Records supplied:
•••
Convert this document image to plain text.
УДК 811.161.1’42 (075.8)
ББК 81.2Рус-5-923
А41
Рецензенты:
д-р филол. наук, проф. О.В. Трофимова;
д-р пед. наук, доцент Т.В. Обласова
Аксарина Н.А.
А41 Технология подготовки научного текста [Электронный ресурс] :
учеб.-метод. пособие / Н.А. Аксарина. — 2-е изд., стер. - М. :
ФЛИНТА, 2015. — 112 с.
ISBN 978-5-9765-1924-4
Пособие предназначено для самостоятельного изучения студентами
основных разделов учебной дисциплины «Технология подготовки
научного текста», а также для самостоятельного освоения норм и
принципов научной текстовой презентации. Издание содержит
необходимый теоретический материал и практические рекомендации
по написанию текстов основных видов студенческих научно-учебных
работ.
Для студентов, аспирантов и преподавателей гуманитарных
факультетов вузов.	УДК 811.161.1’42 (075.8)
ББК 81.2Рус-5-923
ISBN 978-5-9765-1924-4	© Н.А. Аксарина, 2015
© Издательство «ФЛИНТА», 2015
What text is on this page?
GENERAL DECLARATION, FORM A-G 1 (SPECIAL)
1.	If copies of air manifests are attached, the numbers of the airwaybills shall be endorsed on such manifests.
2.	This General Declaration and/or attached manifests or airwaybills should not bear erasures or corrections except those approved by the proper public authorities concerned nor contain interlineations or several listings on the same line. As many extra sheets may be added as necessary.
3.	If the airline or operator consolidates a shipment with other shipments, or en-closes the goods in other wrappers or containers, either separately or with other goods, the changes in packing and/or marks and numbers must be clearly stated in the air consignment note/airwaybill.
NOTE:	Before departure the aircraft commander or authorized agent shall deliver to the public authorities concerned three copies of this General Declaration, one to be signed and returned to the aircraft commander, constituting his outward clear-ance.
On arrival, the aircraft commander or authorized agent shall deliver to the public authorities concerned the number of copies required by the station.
•••
What is required: Give the number of lines in the entries above that include the string "deliver". No other output is expected.

Solution: 2